-- EXERCISE INSTRUCTIONS --
Check every line of the entries that follow, and copy the ones containing "JSON".

-- DATA PROVIDED --
-- Start --
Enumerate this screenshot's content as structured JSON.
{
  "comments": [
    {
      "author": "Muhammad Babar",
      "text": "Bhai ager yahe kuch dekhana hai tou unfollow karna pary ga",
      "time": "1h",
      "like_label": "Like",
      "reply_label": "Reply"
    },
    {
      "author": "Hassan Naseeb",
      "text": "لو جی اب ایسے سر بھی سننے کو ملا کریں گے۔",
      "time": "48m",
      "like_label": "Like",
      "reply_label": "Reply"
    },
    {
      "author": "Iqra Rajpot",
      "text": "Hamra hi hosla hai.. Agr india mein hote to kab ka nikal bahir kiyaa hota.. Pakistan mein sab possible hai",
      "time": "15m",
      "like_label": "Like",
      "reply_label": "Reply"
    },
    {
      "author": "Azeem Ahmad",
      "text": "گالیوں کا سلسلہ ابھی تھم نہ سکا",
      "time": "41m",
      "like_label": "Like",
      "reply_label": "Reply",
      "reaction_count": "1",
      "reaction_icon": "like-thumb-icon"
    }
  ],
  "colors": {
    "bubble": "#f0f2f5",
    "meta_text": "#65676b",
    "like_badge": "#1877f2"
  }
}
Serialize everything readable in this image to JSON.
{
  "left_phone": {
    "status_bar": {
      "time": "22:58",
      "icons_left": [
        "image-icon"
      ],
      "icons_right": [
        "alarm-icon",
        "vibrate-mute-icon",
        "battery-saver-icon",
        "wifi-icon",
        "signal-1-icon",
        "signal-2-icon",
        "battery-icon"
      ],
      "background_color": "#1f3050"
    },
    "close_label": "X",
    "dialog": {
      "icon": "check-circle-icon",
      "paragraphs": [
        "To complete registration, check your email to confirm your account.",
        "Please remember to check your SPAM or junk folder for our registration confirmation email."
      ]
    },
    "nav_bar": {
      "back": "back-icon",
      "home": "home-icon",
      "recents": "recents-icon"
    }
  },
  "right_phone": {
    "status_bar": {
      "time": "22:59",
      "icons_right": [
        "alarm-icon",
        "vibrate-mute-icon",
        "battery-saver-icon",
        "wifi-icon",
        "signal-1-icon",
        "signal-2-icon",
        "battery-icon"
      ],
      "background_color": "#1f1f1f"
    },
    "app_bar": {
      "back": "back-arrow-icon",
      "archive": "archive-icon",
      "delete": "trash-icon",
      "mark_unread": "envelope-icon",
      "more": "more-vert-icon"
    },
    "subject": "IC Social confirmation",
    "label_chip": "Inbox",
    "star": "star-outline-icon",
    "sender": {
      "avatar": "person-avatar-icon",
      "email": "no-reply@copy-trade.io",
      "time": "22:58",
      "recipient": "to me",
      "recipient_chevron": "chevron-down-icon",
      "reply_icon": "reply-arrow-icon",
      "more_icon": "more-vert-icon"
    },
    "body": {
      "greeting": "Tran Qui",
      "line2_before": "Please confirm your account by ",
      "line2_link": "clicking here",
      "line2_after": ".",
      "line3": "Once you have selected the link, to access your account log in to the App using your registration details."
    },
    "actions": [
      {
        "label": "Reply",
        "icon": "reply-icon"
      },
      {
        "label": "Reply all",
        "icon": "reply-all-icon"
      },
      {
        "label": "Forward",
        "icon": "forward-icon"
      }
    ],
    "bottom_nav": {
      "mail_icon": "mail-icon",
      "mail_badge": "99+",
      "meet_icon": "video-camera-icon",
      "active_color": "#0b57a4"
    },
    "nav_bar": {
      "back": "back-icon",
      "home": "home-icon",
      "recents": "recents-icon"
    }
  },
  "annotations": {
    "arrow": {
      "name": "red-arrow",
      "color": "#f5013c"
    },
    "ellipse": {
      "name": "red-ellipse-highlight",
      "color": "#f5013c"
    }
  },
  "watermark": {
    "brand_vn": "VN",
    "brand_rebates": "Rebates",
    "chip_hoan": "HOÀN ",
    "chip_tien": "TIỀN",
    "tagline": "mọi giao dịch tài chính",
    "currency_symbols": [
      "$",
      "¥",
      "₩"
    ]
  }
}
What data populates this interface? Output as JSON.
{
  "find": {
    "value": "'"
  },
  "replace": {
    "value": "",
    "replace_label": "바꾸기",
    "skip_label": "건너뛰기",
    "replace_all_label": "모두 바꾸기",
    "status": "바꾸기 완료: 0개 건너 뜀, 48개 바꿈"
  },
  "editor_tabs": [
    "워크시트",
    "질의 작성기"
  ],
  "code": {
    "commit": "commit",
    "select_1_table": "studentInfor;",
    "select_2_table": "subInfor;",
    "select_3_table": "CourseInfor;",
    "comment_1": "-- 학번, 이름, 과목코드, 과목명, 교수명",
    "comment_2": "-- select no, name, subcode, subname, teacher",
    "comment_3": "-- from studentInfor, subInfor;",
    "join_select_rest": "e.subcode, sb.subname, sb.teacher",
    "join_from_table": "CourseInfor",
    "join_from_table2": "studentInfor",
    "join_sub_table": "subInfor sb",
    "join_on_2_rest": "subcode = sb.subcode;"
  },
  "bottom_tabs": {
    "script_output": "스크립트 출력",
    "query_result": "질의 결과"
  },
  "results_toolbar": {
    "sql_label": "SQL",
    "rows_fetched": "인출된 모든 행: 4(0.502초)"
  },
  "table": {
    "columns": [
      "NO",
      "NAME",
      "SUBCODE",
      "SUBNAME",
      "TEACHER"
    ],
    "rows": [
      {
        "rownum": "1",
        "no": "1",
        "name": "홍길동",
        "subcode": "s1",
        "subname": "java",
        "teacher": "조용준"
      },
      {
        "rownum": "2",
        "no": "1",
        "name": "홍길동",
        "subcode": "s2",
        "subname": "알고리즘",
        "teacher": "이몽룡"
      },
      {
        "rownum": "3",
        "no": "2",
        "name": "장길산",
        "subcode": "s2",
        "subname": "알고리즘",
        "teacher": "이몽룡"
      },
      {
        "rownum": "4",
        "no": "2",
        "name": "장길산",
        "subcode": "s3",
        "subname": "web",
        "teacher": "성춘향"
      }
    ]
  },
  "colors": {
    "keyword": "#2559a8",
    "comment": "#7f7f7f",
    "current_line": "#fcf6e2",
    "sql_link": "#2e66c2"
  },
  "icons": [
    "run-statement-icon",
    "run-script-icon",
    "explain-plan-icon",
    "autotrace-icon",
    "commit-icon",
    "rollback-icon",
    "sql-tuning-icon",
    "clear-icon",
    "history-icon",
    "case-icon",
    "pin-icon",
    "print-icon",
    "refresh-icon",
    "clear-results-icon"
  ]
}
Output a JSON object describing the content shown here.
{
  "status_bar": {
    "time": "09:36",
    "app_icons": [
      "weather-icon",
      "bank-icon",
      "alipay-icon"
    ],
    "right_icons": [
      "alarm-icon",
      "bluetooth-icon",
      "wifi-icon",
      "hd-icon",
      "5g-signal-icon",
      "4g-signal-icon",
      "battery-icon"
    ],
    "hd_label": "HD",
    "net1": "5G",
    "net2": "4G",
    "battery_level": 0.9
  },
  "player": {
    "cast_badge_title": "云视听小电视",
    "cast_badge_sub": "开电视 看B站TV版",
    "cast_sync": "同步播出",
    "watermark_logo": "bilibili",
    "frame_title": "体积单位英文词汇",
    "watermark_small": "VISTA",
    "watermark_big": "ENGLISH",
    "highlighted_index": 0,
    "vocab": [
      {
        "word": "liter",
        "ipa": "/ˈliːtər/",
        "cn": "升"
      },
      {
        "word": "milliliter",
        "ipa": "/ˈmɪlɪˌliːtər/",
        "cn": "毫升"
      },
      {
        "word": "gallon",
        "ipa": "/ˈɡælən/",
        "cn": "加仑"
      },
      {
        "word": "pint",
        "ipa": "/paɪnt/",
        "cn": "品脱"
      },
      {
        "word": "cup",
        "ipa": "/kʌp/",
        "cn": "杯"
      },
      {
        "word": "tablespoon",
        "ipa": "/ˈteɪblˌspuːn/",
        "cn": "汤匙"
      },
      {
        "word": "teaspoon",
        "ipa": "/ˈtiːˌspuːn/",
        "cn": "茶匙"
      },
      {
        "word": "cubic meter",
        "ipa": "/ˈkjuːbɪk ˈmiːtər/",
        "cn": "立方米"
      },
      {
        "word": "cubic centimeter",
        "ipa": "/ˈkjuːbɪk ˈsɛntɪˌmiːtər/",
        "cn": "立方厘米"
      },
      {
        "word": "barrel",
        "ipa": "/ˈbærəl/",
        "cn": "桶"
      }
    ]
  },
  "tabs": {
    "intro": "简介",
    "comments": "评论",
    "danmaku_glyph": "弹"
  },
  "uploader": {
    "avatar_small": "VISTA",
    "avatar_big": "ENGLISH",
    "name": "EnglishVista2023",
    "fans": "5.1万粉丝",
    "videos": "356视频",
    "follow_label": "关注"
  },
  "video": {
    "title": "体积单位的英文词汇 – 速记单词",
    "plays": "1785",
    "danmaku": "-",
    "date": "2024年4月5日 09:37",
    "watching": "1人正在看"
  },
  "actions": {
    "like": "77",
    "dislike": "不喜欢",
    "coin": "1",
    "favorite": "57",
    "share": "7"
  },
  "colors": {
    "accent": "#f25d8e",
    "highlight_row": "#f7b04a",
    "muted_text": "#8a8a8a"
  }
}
-- End --
-- RESULT OF THIS EXERCISE --
Enumerate this screenshot's content as structured JSON.
Serialize everything readable in this image to JSON.
What data populates this interface? Output as JSON.
Output a JSON object describing the content shown here.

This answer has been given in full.